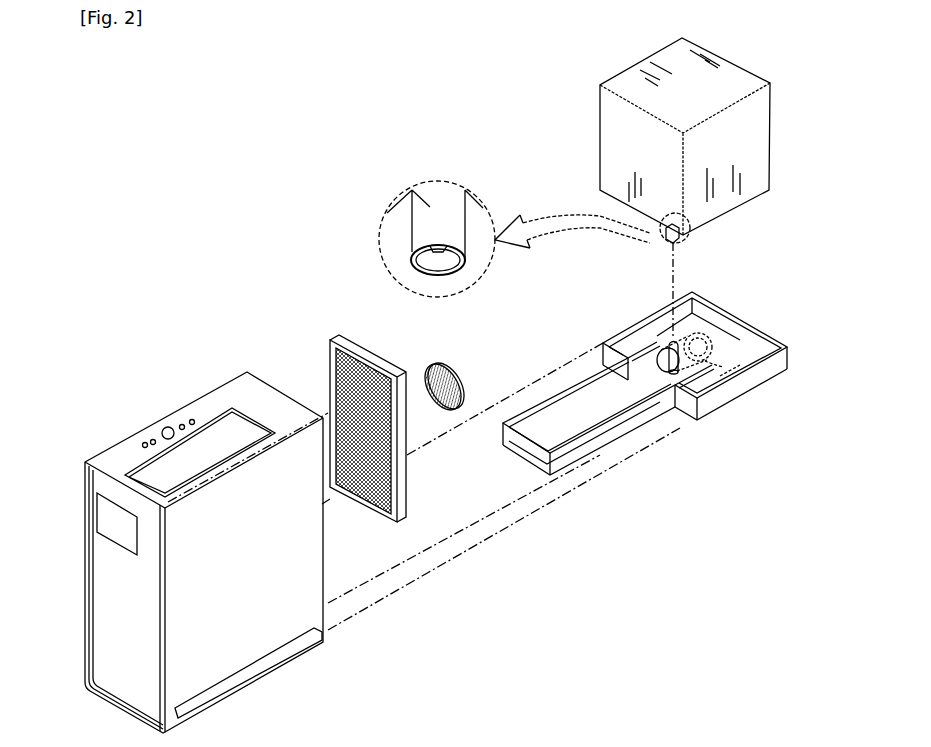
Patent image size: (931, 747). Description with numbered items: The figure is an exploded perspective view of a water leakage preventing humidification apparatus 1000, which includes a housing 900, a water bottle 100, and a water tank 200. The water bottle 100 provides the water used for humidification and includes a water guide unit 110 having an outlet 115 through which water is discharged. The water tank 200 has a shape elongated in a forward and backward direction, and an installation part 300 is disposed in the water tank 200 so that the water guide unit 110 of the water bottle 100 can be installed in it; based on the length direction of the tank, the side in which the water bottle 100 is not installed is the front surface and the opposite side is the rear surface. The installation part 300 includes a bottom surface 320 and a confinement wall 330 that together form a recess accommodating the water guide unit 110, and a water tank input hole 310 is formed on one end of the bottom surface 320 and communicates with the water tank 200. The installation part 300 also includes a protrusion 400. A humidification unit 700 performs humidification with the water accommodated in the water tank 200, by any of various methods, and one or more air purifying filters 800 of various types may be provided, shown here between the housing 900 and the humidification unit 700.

The water bottle 100 is at (612, 146).
The water guide unit 110 is at (412, 190).
The outlet 115 is at (412, 250).
The water tank 200 is at (640, 418).
The installation part 300 is at (700, 332).
The water tank input hole 310 is at (712, 347).
The bottom surface 320 is at (735, 372).
The confinement wall 330 is at (723, 367).
The protrusion 400 is at (660, 338).
The humidification unit 700 is at (437, 366).
The air purifying filter 800 is at (340, 336).
The housing 900 is at (187, 408).
The humidification apparatus 1000 is at (471, 603).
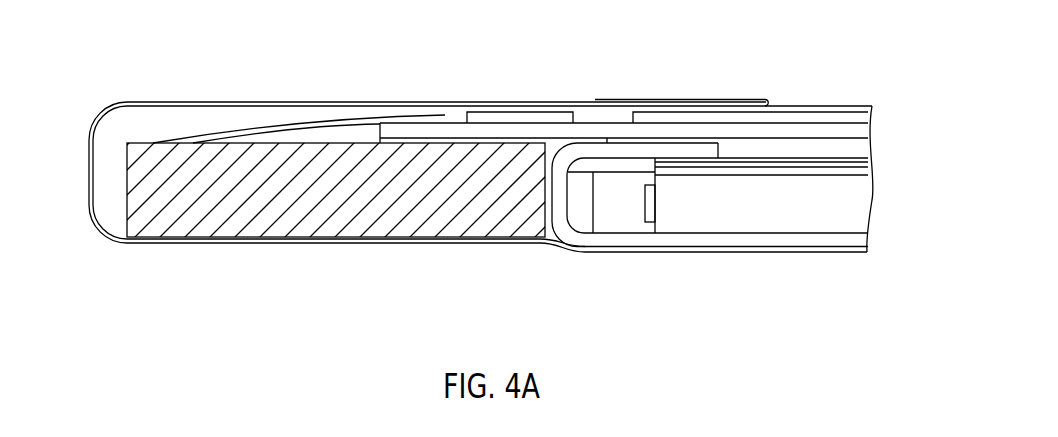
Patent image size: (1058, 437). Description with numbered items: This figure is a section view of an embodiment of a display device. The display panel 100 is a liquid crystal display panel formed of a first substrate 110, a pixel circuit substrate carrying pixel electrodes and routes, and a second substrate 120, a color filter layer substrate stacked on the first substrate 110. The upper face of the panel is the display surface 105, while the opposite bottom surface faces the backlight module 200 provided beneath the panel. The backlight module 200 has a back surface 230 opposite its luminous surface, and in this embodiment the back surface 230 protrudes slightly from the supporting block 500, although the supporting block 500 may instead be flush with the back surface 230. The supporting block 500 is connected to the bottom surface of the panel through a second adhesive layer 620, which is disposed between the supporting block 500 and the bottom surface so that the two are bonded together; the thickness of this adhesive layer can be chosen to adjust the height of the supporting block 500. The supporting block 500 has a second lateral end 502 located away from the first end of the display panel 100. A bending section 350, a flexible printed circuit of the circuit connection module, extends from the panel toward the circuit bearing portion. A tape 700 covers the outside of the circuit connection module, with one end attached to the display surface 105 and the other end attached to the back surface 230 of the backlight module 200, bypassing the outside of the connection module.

The display panel 100 is at (953, 63).
The display surface 105 is at (815, 104).
The first substrate 110 is at (860, 131).
The second substrate 120 is at (897, 89).
The backlight module 200 is at (873, 141).
The back surface 230 is at (753, 250).
The bending section 350 is at (330, 120).
The supporting block 500 is at (243, 185).
The second lateral end 502 is at (125, 186).
The second adhesive layer 620 is at (450, 142).
The tape 700 is at (265, 102).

----------

DIRECTIONS
Extract every line of the listing, leaving out the pictures.

RESPONSE TO THE EXERCISE
Patent image size: (931, 747). Description with numbered items: The figure is an exploded perspective view of a water leakage preventing humidification apparatus 1000, which includes a housing 900, a water bottle 100, and a water tank 200. The water bottle 100 provides the water used for humidification and includes a water guide unit 110 having an outlet 115 through which water is discharged. The water tank 200 has a shape elongated in a forward and backward direction, and an installation part 300 is disposed in the water tank 200 so that the water guide unit 110 of the water bottle 100 can be installed in it; based on the length direction of the tank, the side in which the water bottle 100 is not installed is the front surface and the opposite side is the rear surface. The installation part 300 includes a bottom surface 320 and a confinement wall 330 that together form a recess accommodating the water guide unit 110, and a water tank input hole 310 is formed on one end of the bottom surface 320 and communicates with the water tank 200. The installation part 300 also includes a protrusion 400. A humidification unit 700 performs humidification with the water accommodated in the water tank 200, by any of various methods, and one or more air purifying filters 800 of various types may be provided, shown here between the housing 900 and the humidification unit 700.

The water bottle 100 is at (612, 146).
The water guide unit 110 is at (412, 190).
The outlet 115 is at (412, 250).
The water tank 200 is at (640, 418).
The installation part 300 is at (700, 332).
The water tank input hole 310 is at (712, 347).
The bottom surface 320 is at (735, 372).
The confinement wall 330 is at (723, 367).
The protrusion 400 is at (660, 338).
The humidification unit 700 is at (437, 366).
The air purifying filter 800 is at (340, 336).
The housing 900 is at (187, 408).
The humidification apparatus 1000 is at (471, 603).
Patent image size: (1058, 437). Description with numbered items: This figure is a section view of an embodiment of a display device. The display panel 100 is a liquid crystal display panel formed of a first substrate 110, a pixel circuit substrate carrying pixel electrodes and routes, and a second substrate 120, a color filter layer substrate stacked on the first substrate 110. The upper face of the panel is the display surface 105, while the opposite bottom surface faces the backlight module 200 provided beneath the panel. The backlight module 200 has a back surface 230 opposite its luminous surface, and in this embodiment the back surface 230 protrudes slightly from the supporting block 500, although the supporting block 500 may instead be flush with the back surface 230. The supporting block 500 is connected to the bottom surface of the panel through a second adhesive layer 620, which is disposed between the supporting block 500 and the bottom surface so that the two are bonded together; the thickness of this adhesive layer can be chosen to adjust the height of the supporting block 500. The supporting block 500 has a second lateral end 502 located away from the first end of the display panel 100. A bending section 350, a flexible printed circuit of the circuit connection module, extends from the panel toward the circuit bearing portion. A tape 700 covers the outside of the circuit connection module, with one end attached to the display surface 105 and the other end attached to the back surface 230 of the backlight module 200, bypassing the outside of the connection module.

The display panel 100 is at (953, 63).
The display surface 105 is at (815, 104).
The first substrate 110 is at (860, 131).
The second substrate 120 is at (897, 89).
The backlight module 200 is at (873, 141).
The back surface 230 is at (753, 250).
The bending section 350 is at (330, 120).
The supporting block 500 is at (243, 185).
The second lateral end 502 is at (125, 186).
The second adhesive layer 620 is at (450, 142).
The tape 700 is at (265, 102).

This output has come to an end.